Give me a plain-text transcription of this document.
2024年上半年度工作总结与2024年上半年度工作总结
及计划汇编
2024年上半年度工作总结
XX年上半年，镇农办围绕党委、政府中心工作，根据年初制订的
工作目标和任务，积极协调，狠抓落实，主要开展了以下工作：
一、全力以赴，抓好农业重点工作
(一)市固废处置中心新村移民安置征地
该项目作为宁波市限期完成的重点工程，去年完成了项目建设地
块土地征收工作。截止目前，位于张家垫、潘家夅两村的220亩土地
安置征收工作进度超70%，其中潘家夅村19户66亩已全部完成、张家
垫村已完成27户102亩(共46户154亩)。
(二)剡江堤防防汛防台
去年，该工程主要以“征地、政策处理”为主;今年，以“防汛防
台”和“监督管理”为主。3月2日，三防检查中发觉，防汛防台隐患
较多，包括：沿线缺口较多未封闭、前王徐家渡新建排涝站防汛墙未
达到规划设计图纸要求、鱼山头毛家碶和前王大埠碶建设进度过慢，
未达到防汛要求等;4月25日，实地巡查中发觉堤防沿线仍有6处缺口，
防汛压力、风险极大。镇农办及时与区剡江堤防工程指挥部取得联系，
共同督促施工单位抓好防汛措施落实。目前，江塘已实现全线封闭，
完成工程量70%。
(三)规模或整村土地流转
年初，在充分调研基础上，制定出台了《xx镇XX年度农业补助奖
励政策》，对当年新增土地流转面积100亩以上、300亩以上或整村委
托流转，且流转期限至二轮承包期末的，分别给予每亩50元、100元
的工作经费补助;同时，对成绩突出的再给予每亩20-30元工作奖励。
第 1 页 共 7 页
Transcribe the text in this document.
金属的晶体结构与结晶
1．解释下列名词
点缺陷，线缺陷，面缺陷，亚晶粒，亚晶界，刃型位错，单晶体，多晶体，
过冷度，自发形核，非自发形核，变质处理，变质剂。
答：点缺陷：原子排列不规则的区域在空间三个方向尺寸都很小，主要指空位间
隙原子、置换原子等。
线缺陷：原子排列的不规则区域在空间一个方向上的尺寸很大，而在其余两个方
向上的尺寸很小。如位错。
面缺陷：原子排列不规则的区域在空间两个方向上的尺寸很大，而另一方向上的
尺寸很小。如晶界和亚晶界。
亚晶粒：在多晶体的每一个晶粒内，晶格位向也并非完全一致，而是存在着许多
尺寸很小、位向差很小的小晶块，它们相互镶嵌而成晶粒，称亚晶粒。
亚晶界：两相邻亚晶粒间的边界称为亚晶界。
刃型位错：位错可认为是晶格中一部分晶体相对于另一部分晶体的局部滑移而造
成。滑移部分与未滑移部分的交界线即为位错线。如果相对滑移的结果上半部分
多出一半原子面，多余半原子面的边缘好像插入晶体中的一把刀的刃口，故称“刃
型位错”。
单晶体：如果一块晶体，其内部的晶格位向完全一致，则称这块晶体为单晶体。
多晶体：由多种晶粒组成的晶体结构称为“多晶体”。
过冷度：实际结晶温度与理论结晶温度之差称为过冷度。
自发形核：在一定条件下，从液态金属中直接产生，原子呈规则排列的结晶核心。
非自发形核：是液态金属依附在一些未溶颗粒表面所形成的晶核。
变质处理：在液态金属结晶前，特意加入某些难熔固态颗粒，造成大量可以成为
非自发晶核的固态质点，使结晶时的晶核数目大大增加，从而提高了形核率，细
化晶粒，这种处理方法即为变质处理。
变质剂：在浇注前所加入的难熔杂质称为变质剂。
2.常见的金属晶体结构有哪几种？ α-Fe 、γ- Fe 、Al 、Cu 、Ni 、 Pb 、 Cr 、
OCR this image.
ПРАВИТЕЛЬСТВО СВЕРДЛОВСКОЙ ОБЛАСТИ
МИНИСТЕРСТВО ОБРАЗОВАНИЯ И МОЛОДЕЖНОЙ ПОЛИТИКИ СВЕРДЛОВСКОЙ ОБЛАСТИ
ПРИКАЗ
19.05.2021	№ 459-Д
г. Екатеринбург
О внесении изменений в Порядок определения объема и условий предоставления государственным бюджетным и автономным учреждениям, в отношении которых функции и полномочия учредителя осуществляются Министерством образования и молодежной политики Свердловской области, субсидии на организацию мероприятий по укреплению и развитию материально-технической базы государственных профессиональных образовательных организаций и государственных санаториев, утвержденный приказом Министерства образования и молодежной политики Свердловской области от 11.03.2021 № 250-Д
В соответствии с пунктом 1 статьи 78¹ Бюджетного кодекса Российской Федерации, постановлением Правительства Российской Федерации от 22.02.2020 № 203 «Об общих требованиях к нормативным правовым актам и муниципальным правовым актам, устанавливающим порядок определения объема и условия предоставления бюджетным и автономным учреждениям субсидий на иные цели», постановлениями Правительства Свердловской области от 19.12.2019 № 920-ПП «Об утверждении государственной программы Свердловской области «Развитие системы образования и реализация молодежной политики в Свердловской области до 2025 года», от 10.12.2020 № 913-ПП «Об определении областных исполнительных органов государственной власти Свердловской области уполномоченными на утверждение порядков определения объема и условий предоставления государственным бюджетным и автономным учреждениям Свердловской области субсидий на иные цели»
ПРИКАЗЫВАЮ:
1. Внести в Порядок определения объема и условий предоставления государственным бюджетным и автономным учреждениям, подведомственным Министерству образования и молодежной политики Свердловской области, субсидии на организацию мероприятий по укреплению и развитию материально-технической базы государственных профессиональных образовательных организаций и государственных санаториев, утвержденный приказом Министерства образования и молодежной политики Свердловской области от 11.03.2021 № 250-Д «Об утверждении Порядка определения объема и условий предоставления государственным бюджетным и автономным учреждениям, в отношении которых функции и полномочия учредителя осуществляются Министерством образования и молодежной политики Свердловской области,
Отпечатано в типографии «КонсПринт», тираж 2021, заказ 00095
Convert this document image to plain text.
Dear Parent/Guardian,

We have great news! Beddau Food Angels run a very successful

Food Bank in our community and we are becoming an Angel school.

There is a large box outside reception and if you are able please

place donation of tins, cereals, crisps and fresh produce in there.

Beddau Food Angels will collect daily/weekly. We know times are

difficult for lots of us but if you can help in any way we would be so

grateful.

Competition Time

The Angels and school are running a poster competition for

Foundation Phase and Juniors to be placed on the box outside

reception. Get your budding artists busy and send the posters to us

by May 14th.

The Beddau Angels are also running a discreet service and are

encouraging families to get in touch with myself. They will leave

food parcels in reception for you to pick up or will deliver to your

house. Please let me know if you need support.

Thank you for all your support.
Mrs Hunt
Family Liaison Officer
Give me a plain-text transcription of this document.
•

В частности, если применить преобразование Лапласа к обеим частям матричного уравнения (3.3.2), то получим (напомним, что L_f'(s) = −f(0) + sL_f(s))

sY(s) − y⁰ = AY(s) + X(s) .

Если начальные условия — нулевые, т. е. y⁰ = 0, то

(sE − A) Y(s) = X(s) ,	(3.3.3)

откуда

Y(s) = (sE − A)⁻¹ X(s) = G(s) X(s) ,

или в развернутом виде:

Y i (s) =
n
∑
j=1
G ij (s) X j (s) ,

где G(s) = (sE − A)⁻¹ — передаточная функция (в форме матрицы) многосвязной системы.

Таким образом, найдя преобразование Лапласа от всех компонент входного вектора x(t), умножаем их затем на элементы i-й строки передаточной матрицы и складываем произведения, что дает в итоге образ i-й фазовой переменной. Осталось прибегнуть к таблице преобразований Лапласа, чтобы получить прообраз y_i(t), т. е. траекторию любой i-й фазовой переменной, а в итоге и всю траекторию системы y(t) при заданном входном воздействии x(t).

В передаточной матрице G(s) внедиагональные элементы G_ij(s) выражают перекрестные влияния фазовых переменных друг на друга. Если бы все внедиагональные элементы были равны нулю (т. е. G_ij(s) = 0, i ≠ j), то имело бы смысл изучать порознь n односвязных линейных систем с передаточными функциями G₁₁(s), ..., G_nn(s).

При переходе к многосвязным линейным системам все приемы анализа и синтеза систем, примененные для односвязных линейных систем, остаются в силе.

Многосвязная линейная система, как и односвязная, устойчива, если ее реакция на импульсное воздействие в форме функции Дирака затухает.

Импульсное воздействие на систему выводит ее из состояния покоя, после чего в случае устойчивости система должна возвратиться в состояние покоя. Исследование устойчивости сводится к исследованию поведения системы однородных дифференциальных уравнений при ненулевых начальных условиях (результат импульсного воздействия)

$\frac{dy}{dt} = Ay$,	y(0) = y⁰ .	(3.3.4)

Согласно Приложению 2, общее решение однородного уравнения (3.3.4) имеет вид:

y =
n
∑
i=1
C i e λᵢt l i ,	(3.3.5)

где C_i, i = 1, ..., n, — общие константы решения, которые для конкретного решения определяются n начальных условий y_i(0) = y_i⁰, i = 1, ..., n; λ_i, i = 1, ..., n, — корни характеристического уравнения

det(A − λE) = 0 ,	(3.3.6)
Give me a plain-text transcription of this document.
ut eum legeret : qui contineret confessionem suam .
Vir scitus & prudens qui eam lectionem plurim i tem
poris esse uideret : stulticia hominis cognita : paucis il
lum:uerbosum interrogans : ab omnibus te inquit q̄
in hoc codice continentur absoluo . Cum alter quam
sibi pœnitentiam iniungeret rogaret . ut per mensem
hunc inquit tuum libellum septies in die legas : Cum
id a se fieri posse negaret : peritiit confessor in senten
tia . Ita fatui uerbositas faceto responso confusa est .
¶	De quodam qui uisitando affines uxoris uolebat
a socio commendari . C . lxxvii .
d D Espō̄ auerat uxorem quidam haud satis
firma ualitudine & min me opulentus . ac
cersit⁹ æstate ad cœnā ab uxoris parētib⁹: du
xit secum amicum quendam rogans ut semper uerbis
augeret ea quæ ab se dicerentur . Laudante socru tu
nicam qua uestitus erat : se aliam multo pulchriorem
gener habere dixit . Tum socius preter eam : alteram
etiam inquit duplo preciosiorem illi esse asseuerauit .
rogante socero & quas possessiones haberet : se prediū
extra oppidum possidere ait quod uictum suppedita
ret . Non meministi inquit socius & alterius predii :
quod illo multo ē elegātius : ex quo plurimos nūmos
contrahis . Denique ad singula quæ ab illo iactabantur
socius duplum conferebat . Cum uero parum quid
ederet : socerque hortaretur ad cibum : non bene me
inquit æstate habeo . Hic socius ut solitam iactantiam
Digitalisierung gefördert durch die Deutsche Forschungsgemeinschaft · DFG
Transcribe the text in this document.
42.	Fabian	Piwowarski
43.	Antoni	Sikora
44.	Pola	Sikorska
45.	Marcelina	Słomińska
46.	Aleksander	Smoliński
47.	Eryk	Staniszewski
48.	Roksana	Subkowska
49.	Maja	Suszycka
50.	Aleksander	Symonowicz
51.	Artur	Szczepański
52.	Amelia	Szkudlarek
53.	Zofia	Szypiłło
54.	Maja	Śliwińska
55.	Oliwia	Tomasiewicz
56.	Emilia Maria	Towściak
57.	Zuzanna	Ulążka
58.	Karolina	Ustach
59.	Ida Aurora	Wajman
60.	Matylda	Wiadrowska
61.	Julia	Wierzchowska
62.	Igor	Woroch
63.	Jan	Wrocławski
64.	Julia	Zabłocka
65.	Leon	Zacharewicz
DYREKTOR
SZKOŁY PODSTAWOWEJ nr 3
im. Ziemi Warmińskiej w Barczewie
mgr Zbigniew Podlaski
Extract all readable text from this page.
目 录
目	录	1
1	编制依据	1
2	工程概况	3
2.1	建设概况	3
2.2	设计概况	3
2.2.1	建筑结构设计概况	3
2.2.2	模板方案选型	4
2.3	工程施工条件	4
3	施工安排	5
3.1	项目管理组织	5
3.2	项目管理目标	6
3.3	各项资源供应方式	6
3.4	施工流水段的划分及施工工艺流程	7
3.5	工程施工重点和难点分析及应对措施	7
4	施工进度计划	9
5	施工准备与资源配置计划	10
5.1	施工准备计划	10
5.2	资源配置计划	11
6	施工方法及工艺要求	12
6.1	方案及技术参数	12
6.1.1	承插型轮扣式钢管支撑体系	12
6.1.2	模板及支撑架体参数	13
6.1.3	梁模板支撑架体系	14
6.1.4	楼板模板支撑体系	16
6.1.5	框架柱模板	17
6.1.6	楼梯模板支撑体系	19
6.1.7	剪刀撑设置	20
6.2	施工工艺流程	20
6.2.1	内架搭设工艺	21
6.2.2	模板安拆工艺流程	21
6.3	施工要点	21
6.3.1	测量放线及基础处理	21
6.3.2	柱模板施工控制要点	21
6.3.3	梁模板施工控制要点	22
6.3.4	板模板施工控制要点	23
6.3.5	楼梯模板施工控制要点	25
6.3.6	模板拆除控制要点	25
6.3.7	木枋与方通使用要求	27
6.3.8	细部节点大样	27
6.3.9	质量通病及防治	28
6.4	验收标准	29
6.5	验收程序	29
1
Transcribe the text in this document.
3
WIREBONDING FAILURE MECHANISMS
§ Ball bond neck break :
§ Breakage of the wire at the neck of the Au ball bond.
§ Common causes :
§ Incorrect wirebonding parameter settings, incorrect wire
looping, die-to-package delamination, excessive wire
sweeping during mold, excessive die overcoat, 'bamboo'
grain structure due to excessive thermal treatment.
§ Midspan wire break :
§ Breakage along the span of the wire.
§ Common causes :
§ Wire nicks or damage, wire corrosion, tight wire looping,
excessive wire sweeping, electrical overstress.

EXERCISE BRIEF: State how many lines of the records hold the string "элементы", and nothing else.

RESULT: 2